### Task brief
Replace every "wind-barb" in the entries below with "wind-arrow" and write the entries out again with everything else left as it is.

◆ ◆ ◆

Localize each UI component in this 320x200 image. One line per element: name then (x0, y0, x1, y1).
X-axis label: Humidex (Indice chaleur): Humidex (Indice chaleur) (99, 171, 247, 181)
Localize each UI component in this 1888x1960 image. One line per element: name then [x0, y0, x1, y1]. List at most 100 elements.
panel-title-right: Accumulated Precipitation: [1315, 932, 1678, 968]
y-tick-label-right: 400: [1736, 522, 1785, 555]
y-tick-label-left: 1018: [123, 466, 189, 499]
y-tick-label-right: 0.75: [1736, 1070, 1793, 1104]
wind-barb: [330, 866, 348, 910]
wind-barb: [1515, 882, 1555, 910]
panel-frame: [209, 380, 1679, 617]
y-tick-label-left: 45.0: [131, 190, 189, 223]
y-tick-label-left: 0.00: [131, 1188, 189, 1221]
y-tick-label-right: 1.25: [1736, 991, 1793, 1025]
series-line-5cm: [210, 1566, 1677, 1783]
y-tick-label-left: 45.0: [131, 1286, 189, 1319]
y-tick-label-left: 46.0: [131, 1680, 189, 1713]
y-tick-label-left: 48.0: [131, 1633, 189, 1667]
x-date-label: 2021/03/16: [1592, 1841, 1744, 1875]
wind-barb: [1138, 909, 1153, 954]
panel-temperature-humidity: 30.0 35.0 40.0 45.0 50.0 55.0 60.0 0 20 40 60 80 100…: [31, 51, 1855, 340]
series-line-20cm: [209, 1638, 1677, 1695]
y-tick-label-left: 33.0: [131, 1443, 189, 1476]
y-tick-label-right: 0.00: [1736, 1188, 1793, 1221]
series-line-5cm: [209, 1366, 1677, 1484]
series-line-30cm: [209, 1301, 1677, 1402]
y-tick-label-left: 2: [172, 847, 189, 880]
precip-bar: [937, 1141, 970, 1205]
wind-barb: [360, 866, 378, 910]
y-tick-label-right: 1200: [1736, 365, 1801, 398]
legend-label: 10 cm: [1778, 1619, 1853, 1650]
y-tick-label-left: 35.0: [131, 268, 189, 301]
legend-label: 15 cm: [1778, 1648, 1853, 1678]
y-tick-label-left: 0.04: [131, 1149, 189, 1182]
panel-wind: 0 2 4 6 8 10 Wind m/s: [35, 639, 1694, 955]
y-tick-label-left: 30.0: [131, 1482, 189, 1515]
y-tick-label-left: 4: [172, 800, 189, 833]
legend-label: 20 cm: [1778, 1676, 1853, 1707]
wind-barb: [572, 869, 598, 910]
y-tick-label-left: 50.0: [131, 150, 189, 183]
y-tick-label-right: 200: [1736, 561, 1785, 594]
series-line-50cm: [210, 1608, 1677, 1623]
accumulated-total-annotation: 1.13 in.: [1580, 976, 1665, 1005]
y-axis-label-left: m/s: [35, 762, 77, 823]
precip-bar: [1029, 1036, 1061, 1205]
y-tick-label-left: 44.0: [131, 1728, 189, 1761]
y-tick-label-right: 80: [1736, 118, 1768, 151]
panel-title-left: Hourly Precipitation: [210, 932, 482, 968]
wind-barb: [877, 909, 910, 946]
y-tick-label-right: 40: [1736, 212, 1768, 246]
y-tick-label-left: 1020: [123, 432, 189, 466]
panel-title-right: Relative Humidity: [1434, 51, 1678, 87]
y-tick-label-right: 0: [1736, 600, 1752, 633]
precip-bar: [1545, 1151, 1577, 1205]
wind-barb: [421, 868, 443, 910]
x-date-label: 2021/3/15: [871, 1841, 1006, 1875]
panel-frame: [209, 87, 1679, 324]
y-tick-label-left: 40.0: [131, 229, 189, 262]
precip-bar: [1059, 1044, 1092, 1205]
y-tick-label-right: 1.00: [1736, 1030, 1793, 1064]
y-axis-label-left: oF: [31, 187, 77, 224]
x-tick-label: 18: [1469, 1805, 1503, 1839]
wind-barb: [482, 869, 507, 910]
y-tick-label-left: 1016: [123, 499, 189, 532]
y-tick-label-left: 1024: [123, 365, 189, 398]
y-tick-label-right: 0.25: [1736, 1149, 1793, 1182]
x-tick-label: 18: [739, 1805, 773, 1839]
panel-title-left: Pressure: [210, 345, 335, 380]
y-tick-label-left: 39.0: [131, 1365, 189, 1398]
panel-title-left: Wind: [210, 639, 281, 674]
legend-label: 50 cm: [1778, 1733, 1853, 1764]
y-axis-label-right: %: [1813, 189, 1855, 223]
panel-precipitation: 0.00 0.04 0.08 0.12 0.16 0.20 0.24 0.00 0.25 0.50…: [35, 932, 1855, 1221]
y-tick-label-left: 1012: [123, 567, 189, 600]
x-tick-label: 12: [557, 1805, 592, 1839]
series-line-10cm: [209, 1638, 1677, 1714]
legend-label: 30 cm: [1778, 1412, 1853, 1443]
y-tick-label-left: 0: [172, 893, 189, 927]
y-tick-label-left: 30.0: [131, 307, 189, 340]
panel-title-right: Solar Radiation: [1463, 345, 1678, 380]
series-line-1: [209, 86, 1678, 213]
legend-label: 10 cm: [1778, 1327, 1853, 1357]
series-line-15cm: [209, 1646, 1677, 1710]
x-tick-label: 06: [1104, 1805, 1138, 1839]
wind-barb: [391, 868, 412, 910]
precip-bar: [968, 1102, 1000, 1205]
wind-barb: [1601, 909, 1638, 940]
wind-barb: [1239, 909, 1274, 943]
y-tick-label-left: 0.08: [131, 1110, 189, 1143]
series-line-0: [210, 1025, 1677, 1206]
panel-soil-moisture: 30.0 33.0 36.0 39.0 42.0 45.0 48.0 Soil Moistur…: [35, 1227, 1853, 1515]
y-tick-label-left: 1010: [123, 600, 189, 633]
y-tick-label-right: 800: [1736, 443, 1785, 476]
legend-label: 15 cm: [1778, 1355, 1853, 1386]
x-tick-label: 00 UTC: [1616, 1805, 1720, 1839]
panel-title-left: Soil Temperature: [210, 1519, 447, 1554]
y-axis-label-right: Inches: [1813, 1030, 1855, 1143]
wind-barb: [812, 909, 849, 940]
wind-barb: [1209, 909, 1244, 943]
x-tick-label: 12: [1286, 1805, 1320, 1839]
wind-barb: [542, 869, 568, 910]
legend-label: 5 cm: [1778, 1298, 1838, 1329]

◆ ◆ ◆

### In response
Localize each UI component in this 320x200 image. One line per element: name then (x0, y0, x1, y1).
X-axis label: Humidex (Indice chaleur): Humidex (Indice chaleur) (99, 171, 247, 181)
Localize each UI component in this 1888x1960 image. One line per element: name then [x0, y0, x1, y1]. List at most 100 elements.
panel-title-right: Accumulated Precipitation: [1315, 932, 1678, 968]
y-tick-label-right: 400: [1736, 522, 1785, 555]
y-tick-label-left: 1018: [123, 466, 189, 499]
y-tick-label-right: 0.75: [1736, 1070, 1793, 1104]
wind-arrow: [330, 866, 348, 910]
wind-arrow: [1515, 882, 1555, 910]
panel-frame: [209, 380, 1679, 617]
y-tick-label-left: 45.0: [131, 190, 189, 223]
y-tick-label-left: 0.00: [131, 1188, 189, 1221]
y-tick-label-right: 1.25: [1736, 991, 1793, 1025]
series-line-5cm: [210, 1566, 1677, 1783]
y-tick-label-left: 45.0: [131, 1286, 189, 1319]
y-tick-label-left: 46.0: [131, 1680, 189, 1713]
y-tick-label-left: 48.0: [131, 1633, 189, 1667]
x-date-label: 2021/03/16: [1592, 1841, 1744, 1875]
wind-arrow: [1138, 909, 1153, 954]
panel-temperature-humidity: 30.0 35.0 40.0 45.0 50.0 55.0 60.0 0 20 40 60 80 100…: [31, 51, 1855, 340]
series-line-20cm: [209, 1638, 1677, 1695]
y-tick-label-left: 33.0: [131, 1443, 189, 1476]
y-tick-label-right: 0.00: [1736, 1188, 1793, 1221]
series-line-5cm: [209, 1366, 1677, 1484]
series-line-30cm: [209, 1301, 1677, 1402]
y-tick-label-left: 2: [172, 847, 189, 880]
precip-bar: [937, 1141, 970, 1205]
wind-arrow: [360, 866, 378, 910]
y-tick-label-right: 1200: [1736, 365, 1801, 398]
legend-label: 10 cm: [1778, 1619, 1853, 1650]
y-tick-label-left: 35.0: [131, 268, 189, 301]
legend-label: 15 cm: [1778, 1648, 1853, 1678]
y-tick-label-left: 0.04: [131, 1149, 189, 1182]
panel-wind: 0 2 4 6 8 10 Wind m/s: [35, 639, 1694, 955]
y-tick-label-left: 30.0: [131, 1482, 189, 1515]
y-tick-label-left: 4: [172, 800, 189, 833]
legend-label: 20 cm: [1778, 1676, 1853, 1707]
wind-arrow: [572, 869, 598, 910]
y-tick-label-left: 50.0: [131, 150, 189, 183]
y-tick-label-right: 200: [1736, 561, 1785, 594]
series-line-50cm: [210, 1608, 1677, 1623]
accumulated-total-annotation: 1.13 in.: [1580, 976, 1665, 1005]
y-axis-label-left: m/s: [35, 762, 77, 823]
precip-bar: [1029, 1036, 1061, 1205]
y-tick-label-left: 44.0: [131, 1728, 189, 1761]
y-tick-label-right: 80: [1736, 118, 1768, 151]
panel-title-left: Hourly Precipitation: [210, 932, 482, 968]
wind-arrow: [877, 909, 910, 946]
y-tick-label-right: 40: [1736, 212, 1768, 246]
y-tick-label-left: 1020: [123, 432, 189, 466]
panel-title-right: Relative Humidity: [1434, 51, 1678, 87]
y-tick-label-right: 0: [1736, 600, 1752, 633]
precip-bar: [1545, 1151, 1577, 1205]
wind-arrow: [421, 868, 443, 910]
x-date-label: 2021/3/15: [871, 1841, 1006, 1875]
panel-frame: [209, 87, 1679, 324]
y-tick-label-left: 40.0: [131, 229, 189, 262]
precip-bar: [1059, 1044, 1092, 1205]
y-tick-label-right: 1.00: [1736, 1030, 1793, 1064]
y-axis-label-left: oF: [31, 187, 77, 224]
x-tick-label: 18: [1469, 1805, 1503, 1839]
wind-arrow: [482, 869, 507, 910]
y-tick-label-left: 1016: [123, 499, 189, 532]
y-tick-label-left: 1024: [123, 365, 189, 398]
y-tick-label-right: 0.25: [1736, 1149, 1793, 1182]
x-tick-label: 18: [739, 1805, 773, 1839]
panel-title-left: Pressure: [210, 345, 335, 380]
y-tick-label-left: 39.0: [131, 1365, 189, 1398]
panel-title-left: Wind: [210, 639, 281, 674]
legend-label: 50 cm: [1778, 1733, 1853, 1764]
y-axis-label-right: %: [1813, 189, 1855, 223]
panel-precipitation: 0.00 0.04 0.08 0.12 0.16 0.20 0.24 0.00 0.25 0.50…: [35, 932, 1855, 1221]
y-tick-label-left: 1012: [123, 567, 189, 600]
x-tick-label: 12: [557, 1805, 592, 1839]
series-line-10cm: [209, 1638, 1677, 1714]
legend-label: 30 cm: [1778, 1412, 1853, 1443]
y-tick-label-left: 0: [172, 893, 189, 927]
y-tick-label-left: 30.0: [131, 307, 189, 340]
panel-title-right: Solar Radiation: [1463, 345, 1678, 380]
series-line-1: [209, 86, 1678, 213]
legend-label: 10 cm: [1778, 1327, 1853, 1357]
series-line-15cm: [209, 1646, 1677, 1710]
x-tick-label: 06: [1104, 1805, 1138, 1839]
wind-arrow: [391, 868, 412, 910]
precip-bar: [968, 1102, 1000, 1205]
wind-arrow: [1601, 909, 1638, 940]
wind-arrow: [1239, 909, 1274, 943]
y-tick-label-left: 0.08: [131, 1110, 189, 1143]
series-line-0: [210, 1025, 1677, 1206]
panel-soil-moisture: 30.0 33.0 36.0 39.0 42.0 45.0 48.0 Soil Moistur…: [35, 1227, 1853, 1515]
y-tick-label-left: 1010: [123, 600, 189, 633]
y-tick-label-right: 800: [1736, 443, 1785, 476]
legend-label: 15 cm: [1778, 1355, 1853, 1386]
x-tick-label: 00 UTC: [1616, 1805, 1720, 1839]
panel-title-left: Soil Temperature: [210, 1519, 447, 1554]
y-axis-label-right: Inches: [1813, 1030, 1855, 1143]
wind-arrow: [812, 909, 849, 940]
wind-arrow: [1209, 909, 1244, 943]
x-tick-label: 12: [1286, 1805, 1320, 1839]
wind-arrow: [542, 869, 568, 910]
legend-label: 5 cm: [1778, 1298, 1838, 1329]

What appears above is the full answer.